◆ **What is needed**
Go through the data below. Pull out every line that has the word "users".
** start Data for the task **
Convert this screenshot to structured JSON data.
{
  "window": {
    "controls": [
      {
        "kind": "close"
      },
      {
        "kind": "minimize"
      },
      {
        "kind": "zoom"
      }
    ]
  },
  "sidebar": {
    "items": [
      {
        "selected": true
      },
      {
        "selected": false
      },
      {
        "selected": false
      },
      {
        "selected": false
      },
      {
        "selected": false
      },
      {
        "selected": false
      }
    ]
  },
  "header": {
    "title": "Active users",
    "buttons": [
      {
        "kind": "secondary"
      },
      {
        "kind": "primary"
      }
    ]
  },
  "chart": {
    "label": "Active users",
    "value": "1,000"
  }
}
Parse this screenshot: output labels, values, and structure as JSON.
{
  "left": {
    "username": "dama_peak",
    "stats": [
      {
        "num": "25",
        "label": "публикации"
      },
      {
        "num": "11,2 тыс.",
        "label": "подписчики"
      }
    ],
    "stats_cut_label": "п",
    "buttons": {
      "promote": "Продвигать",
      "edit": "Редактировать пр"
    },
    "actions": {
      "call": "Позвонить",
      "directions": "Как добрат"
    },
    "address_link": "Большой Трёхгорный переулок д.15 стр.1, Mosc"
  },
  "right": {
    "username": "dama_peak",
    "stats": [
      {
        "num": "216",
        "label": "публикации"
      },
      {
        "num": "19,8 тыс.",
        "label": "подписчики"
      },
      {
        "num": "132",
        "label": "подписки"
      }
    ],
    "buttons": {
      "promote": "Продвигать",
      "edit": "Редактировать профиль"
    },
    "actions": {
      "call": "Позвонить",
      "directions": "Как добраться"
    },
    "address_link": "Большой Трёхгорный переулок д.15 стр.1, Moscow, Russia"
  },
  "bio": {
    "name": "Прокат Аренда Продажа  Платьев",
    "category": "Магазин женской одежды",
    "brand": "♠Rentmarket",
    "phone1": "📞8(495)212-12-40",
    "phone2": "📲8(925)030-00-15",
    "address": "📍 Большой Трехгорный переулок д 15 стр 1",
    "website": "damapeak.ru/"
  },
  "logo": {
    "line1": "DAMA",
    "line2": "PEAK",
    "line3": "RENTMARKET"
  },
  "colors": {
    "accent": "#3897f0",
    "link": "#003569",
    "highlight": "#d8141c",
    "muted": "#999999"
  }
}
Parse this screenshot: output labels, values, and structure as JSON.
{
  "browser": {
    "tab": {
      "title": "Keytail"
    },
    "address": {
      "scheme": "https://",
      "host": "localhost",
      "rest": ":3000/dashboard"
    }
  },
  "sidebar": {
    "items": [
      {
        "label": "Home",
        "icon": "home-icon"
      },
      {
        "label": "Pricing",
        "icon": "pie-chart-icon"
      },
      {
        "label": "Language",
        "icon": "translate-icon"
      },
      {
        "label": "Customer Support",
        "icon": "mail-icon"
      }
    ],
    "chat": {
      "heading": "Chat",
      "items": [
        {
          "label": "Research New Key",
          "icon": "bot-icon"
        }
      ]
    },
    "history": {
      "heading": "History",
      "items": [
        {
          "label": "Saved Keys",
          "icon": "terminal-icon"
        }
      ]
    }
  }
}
** end Data for the task **
◆ **Correct output**
    "title": "Active users",
    "label": "Active users",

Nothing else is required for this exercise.